THE DATA
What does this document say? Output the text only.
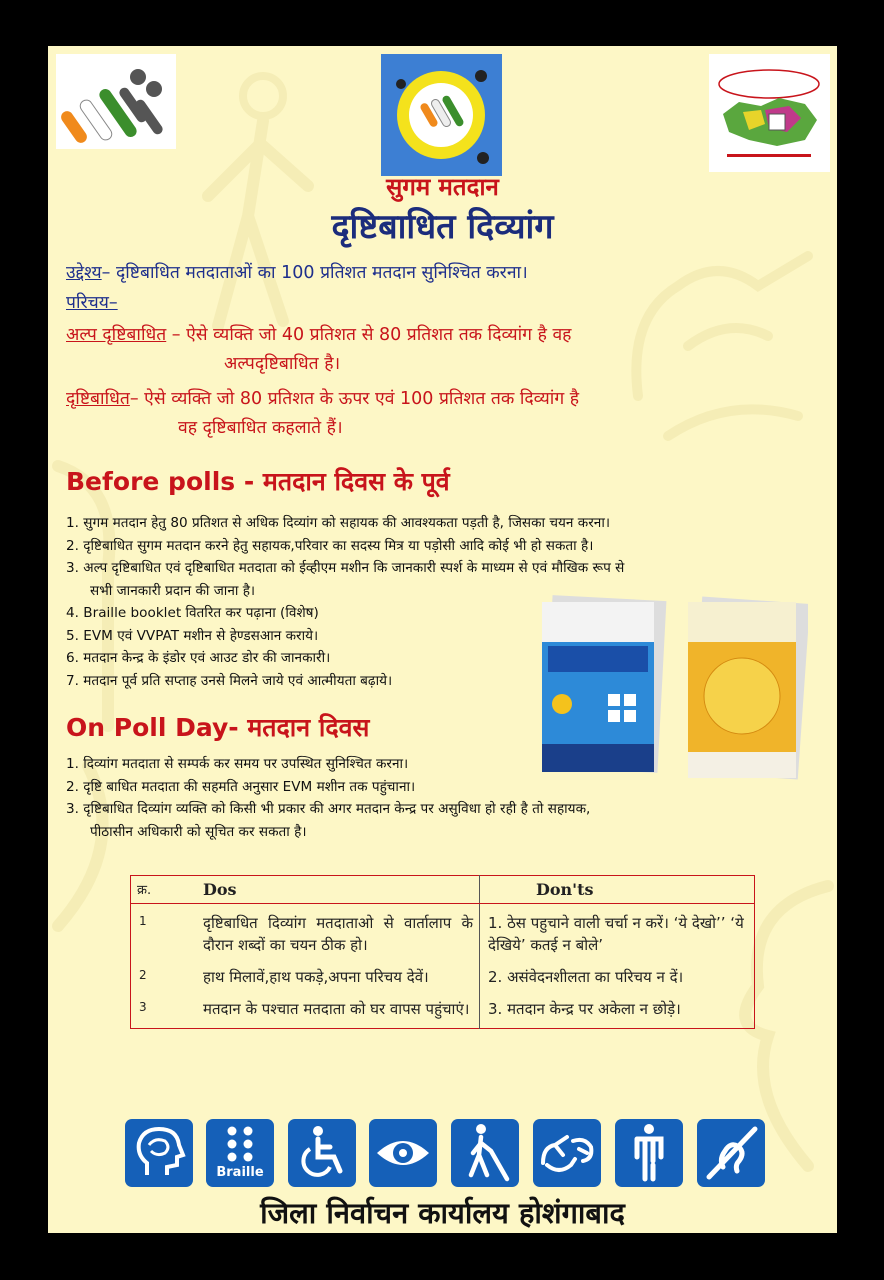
सुगम मतदान
दृष्टिबाधित दिव्यांग
उद्देश्य– दृष्टिबाधित मतदाताओं का 100 प्रतिशत मतदान सुनिश्चित करना।
परिचय–
अल्प दृष्टिबाधित – ऐसे व्यक्ति जो 40 प्रतिशत से 80 प्रतिशत तक दिव्यांग है वह
अल्पदृष्टिबाधित है।
दृष्टिबाधित– ऐसे व्यक्ति जो 80 प्रतिशत के ऊपर एवं 100 प्रतिशत तक दिव्यांग है
वह दृष्टिबाधित कहलाते हैं।
Before polls - मतदान दिवस के पूर्व
1. सुगम मतदान हेतु 80 प्रतिशत से अधिक दिव्यांग को सहायक की आवश्यकता पड़ती है, जिसका चयन करना।
2. दृष्टिबाधित सुगम मतदान करने हेतु सहायक,परिवार का सदस्य मित्र या पड़ोसी आदि कोई भी हो सकता है।
3. अल्प दृष्टिबाधित एवं दृष्टिबाधित मतदाता को ईव्हीएम मशीन कि जानकारी स्पर्श के माध्यम से एवं मौखिक रूप से
सभी जानकारी प्रदान की जाना है।
4. Braille booklet वितरित कर पढ़ाना (विशेष)
5. EVM एवं VVPAT मशीन से हेण्डसआन कराये।
6. मतदान केन्द्र के इंडोर एवं आउट डोर की जानकारी।
7. मतदान पूर्व प्रति सप्ताह उनसे मिलने जाये एवं आत्मीयता बढ़ाये।
On Poll Day- मतदान दिवस
1. दिव्यांग मतदाता से सम्पर्क कर समय पर उपस्थित सुनिश्चित करना।
2. दृष्टि बाधित मतदाता की सहमति अनुसार EVM मशीन तक पहुंचाना।
3. दृष्टिबाधित दिव्यांग व्यक्ति को किसी भी प्रकार की अगर मतदान केन्द्र पर असुविधा हो रही है तो सहायक,
पीठासीन अधिकारी को सूचित कर सकता है।
क्र.	Dos	Don'ts
1	दृष्टिबाधित दिव्यांग मतदाताओ से वार्तालाप के दौरान शब्दों का चयन ठीक हो।	1. ठेस पहुचाने वाली चर्चा न करें। ‘ये देखो’’ ‘ये देखिये’ कतई न बोले’
2	हाथ मिलावें,हाथ पकड़े,अपना परिचय देवें।	2. असंवेदनशीलता का परिचय न दें।
3	मतदान के पश्चात मतदाता को घर वापस पहुंचाएं।	3. मतदान केन्द्र पर अकेला न छोड़े।
Braille
जिला निर्वाचन कार्यालय होशंगाबाद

TASK DETAILS
Go through the listing above and work out how many lines contain the string "Braille". Reply with the number alone.

TASK ANSWER
2